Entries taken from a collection
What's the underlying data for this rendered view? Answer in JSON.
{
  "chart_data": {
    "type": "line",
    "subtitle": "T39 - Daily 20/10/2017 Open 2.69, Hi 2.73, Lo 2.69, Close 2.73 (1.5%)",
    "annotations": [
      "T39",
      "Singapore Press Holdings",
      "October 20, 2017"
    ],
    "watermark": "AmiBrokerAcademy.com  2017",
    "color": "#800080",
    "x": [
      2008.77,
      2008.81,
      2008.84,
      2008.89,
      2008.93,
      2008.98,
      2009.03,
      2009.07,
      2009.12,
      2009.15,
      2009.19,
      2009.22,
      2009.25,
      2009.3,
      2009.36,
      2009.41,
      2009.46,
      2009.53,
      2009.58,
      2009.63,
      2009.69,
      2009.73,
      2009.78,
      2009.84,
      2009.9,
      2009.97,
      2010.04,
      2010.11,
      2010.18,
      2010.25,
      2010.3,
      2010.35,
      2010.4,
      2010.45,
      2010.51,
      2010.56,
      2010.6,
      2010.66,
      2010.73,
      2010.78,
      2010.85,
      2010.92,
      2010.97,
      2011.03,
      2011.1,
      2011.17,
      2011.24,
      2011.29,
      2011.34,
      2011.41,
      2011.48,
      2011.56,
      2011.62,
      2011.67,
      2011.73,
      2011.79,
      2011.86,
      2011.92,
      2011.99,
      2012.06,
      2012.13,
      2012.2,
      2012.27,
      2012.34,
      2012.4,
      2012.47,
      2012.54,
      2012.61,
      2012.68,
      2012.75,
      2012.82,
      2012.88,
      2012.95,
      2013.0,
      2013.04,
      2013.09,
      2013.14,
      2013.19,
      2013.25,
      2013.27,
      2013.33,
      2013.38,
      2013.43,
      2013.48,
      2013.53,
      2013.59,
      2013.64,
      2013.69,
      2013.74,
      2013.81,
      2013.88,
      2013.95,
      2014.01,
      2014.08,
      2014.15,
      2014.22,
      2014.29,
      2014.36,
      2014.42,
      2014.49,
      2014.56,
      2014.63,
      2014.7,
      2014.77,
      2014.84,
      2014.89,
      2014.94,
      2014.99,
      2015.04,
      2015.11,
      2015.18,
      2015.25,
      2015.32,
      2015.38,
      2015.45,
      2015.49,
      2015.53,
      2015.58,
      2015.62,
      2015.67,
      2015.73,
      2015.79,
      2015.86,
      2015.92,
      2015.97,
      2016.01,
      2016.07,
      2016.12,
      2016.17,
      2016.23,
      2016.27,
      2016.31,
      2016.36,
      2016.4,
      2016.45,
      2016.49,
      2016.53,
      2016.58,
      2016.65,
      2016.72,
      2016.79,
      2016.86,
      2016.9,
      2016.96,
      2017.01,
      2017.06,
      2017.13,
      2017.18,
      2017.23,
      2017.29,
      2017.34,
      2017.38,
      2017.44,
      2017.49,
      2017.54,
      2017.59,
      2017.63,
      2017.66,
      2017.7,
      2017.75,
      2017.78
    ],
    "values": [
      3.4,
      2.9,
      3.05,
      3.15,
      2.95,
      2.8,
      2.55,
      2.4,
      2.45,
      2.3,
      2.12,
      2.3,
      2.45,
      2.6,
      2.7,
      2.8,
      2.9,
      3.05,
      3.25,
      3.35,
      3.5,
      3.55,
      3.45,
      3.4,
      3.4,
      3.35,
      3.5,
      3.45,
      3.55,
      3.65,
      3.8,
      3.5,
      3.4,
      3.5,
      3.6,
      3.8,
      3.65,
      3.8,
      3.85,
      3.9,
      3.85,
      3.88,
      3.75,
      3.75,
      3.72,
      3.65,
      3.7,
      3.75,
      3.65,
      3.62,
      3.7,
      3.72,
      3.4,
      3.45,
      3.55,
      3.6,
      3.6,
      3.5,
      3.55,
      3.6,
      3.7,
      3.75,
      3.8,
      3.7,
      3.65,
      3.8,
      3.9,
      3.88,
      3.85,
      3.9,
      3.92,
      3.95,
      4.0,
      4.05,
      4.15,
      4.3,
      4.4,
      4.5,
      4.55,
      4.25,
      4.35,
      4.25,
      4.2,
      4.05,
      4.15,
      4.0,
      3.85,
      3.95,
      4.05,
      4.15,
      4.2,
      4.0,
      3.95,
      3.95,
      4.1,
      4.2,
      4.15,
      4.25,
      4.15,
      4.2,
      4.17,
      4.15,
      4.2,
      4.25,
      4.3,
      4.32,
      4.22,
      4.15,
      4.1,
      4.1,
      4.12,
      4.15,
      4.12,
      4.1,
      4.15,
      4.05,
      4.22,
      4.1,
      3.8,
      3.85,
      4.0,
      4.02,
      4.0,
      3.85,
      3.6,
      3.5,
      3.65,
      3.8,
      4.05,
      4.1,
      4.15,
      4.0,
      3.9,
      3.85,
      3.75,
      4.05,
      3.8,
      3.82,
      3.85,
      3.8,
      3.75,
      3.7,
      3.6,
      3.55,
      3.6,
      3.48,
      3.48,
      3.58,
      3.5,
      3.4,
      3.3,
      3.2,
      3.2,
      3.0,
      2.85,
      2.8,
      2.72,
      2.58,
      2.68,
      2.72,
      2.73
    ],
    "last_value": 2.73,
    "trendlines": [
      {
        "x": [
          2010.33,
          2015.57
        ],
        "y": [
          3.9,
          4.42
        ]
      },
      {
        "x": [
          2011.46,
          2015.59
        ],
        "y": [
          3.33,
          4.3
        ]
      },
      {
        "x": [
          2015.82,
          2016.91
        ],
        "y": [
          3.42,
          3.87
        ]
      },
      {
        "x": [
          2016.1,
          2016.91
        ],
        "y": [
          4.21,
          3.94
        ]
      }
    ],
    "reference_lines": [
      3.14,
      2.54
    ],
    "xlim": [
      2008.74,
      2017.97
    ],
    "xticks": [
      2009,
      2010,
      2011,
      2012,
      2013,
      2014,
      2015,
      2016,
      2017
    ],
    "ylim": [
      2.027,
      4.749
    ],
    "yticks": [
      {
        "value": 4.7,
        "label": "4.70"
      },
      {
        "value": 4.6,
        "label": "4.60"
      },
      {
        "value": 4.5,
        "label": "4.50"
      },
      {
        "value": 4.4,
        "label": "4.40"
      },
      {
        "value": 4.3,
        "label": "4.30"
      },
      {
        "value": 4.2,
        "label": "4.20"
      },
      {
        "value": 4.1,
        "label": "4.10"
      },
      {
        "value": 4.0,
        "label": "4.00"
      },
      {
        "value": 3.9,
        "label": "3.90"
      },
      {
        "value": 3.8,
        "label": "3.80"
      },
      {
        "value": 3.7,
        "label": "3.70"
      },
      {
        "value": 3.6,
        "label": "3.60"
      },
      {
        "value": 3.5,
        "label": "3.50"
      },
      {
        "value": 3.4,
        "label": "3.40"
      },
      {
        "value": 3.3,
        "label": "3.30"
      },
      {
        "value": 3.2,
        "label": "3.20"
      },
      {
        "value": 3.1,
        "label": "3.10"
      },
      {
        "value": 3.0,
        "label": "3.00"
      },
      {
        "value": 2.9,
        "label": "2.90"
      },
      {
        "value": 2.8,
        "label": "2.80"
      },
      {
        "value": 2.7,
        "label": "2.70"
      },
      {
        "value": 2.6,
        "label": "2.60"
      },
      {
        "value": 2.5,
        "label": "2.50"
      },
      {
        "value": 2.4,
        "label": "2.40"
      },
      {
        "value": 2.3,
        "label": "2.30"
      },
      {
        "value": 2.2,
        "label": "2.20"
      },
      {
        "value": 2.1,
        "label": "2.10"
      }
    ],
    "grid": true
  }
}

Requirements: Write out every line of the records exactly.

The response:
What's the underlying data for this rendered view? Answer in JSON.
{
  "chart_data": {
    "type": "line",
    "subtitle": "T39 - Daily 20/10/2017 Open 2.69, Hi 2.73, Lo 2.69, Close 2.73 (1.5%)",
    "annotations": [
      "T39",
      "Singapore Press Holdings",
      "October 20, 2017"
    ],
    "watermark": "AmiBrokerAcademy.com  2017",
    "color": "#800080",
    "x": [
      2008.77,
      2008.81,
      2008.84,
      2008.89,
      2008.93,
      2008.98,
      2009.03,
      2009.07,
      2009.12,
      2009.15,
      2009.19,
      2009.22,
      2009.25,
      2009.3,
      2009.36,
      2009.41,
      2009.46,
      2009.53,
      2009.58,
      2009.63,
      2009.69,
      2009.73,
      2009.78,
      2009.84,
      2009.9,
      2009.97,
      2010.04,
      2010.11,
      2010.18,
      2010.25,
      2010.3,
      2010.35,
      2010.4,
      2010.45,
      2010.51,
      2010.56,
      2010.6,
      2010.66,
      2010.73,
      2010.78,
      2010.85,
      2010.92,
      2010.97,
      2011.03,
      2011.1,
      2011.17,
      2011.24,
      2011.29,
      2011.34,
      2011.41,
      2011.48,
      2011.56,
      2011.62,
      2011.67,
      2011.73,
      2011.79,
      2011.86,
      2011.92,
      2011.99,
      2012.06,
      2012.13,
      2012.2,
      2012.27,
      2012.34,
      2012.4,
      2012.47,
      2012.54,
      2012.61,
      2012.68,
      2012.75,
      2012.82,
      2012.88,
      2012.95,
      2013.0,
      2013.04,
      2013.09,
      2013.14,
      2013.19,
      2013.25,
      2013.27,
      2013.33,
      2013.38,
      2013.43,
      2013.48,
      2013.53,
      2013.59,
      2013.64,
      2013.69,
      2013.74,
      2013.81,
      2013.88,
      2013.95,
      2014.01,
      2014.08,
      2014.15,
      2014.22,
      2014.29,
      2014.36,
      2014.42,
      2014.49,
      2014.56,
      2014.63,
      2014.7,
      2014.77,
      2014.84,
      2014.89,
      2014.94,
      2014.99,
      2015.04,
      2015.11,
      2015.18,
      2015.25,
      2015.32,
      2015.38,
      2015.45,
      2015.49,
      2015.53,
      2015.58,
      2015.62,
      2015.67,
      2015.73,
      2015.79,
      2015.86,
      2015.92,
      2015.97,
      2016.01,
      2016.07,
      2016.12,
      2016.17,
      2016.23,
      2016.27,
      2016.31,
      2016.36,
      2016.4,
      2016.45,
      2016.49,
      2016.53,
      2016.58,
      2016.65,
      2016.72,
      2016.79,
      2016.86,
      2016.9,
      2016.96,
      2017.01,
      2017.06,
      2017.13,
      2017.18,
      2017.23,
      2017.29,
      2017.34,
      2017.38,
      2017.44,
      2017.49,
      2017.54,
      2017.59,
      2017.63,
      2017.66,
      2017.7,
      2017.75,
      2017.78
    ],
    "values": [
      3.4,
      2.9,
      3.05,
      3.15,
      2.95,
      2.8,
      2.55,
      2.4,
      2.45,
      2.3,
      2.12,
      2.3,
      2.45,
      2.6,
      2.7,
      2.8,
      2.9,
      3.05,
      3.25,
      3.35,
      3.5,
      3.55,
      3.45,
      3.4,
      3.4,
      3.35,
      3.5,
      3.45,
      3.55,
      3.65,
      3.8,
      3.5,
      3.4,
      3.5,
      3.6,
      3.8,
      3.65,
      3.8,
      3.85,
      3.9,
      3.85,
      3.88,
      3.75,
      3.75,
      3.72,
      3.65,
      3.7,
      3.75,
      3.65,
      3.62,
      3.7,
      3.72,
      3.4,
      3.45,
      3.55,
      3.6,
      3.6,
      3.5,
      3.55,
      3.6,
      3.7,
      3.75,
      3.8,
      3.7,
      3.65,
      3.8,
      3.9,
      3.88,
      3.85,
      3.9,
      3.92,
      3.95,
      4.0,
      4.05,
      4.15,
      4.3,
      4.4,
      4.5,
      4.55,
      4.25,
      4.35,
      4.25,
      4.2,
      4.05,
      4.15,
      4.0,
      3.85,
      3.95,
      4.05,
      4.15,
      4.2,
      4.0,
      3.95,
      3.95,
      4.1,
      4.2,
      4.15,
      4.25,
      4.15,
      4.2,
      4.17,
      4.15,
      4.2,
      4.25,
      4.3,
      4.32,
      4.22,
      4.15,
      4.1,
      4.1,
      4.12,
      4.15,
      4.12,
      4.1,
      4.15,
      4.05,
      4.22,
      4.1,
      3.8,
      3.85,
      4.0,
      4.02,
      4.0,
      3.85,
      3.6,
      3.5,
      3.65,
      3.8,
      4.05,
      4.1,
      4.15,
      4.0,
      3.9,
      3.85,
      3.75,
      4.05,
      3.8,
      3.82,
      3.85,
      3.8,
      3.75,
      3.7,
      3.6,
      3.55,
      3.6,
      3.48,
      3.48,
      3.58,
      3.5,
      3.4,
      3.3,
      3.2,
      3.2,
      3.0,
      2.85,
      2.8,
      2.72,
      2.58,
      2.68,
      2.72,
      2.73
    ],
    "last_value": 2.73,
    "trendlines": [
      {
        "x": [
          2010.33,
          2015.57
        ],
        "y": [
          3.9,
          4.42
        ]
      },
      {
        "x": [
          2011.46,
          2015.59
        ],
        "y": [
          3.33,
          4.3
        ]
      },
      {
        "x": [
          2015.82,
          2016.91
        ],
        "y": [
          3.42,
          3.87
        ]
      },
      {
        "x": [
          2016.1,
          2016.91
        ],
        "y": [
          4.21,
          3.94
        ]
      }
    ],
    "reference_lines": [
      3.14,
      2.54
    ],
    "xlim": [
      2008.74,
      2017.97
    ],
    "xticks": [
      2009,
      2010,
      2011,
      2012,
      2013,
      2014,
      2015,
      2016,
      2017
    ],
    "ylim": [
      2.027,
      4.749
    ],
    "yticks": [
      {
        "value": 4.7,
        "label": "4.70"
      },
      {
        "value": 4.6,
        "label": "4.60"
      },
      {
        "value": 4.5,
        "label": "4.50"
      },
      {
        "value": 4.4,
        "label": "4.40"
      },
      {
        "value": 4.3,
        "label": "4.30"
      },
      {
        "value": 4.2,
        "label": "4.20"
      },
      {
        "value": 4.1,
        "label": "4.10"
      },
      {
        "value": 4.0,
        "label": "4.00"
      },
      {
        "value": 3.9,
        "label": "3.90"
      },
      {
        "value": 3.8,
        "label": "3.80"
      },
      {
        "value": 3.7,
        "label": "3.70"
      },
      {
        "value": 3.6,
        "label": "3.60"
      },
      {
        "value": 3.5,
        "label": "3.50"
      },
      {
        "value": 3.4,
        "label": "3.40"
      },
      {
        "value": 3.3,
        "label": "3.30"
      },
      {
        "value": 3.2,
        "label": "3.20"
      },
      {
        "value": 3.1,
        "label": "3.10"
      },
      {
        "value": 3.0,
        "label": "3.00"
      },
      {
        "value": 2.9,
        "label": "2.90"
      },
      {
        "value": 2.8,
        "label": "2.80"
      },
      {
        "value": 2.7,
        "label": "2.70"
      },
      {
        "value": 2.6,
        "label": "2.60"
      },
      {
        "value": 2.5,
        "label": "2.50"
      },
      {
        "value": 2.4,
        "label": "2.40"
      },
      {
        "value": 2.3,
        "label": "2.30"
      },
      {
        "value": 2.2,
        "label": "2.20"
      },
      {
        "value": 2.1,
        "label": "2.10"
      }
    ],
    "grid": true
  }
}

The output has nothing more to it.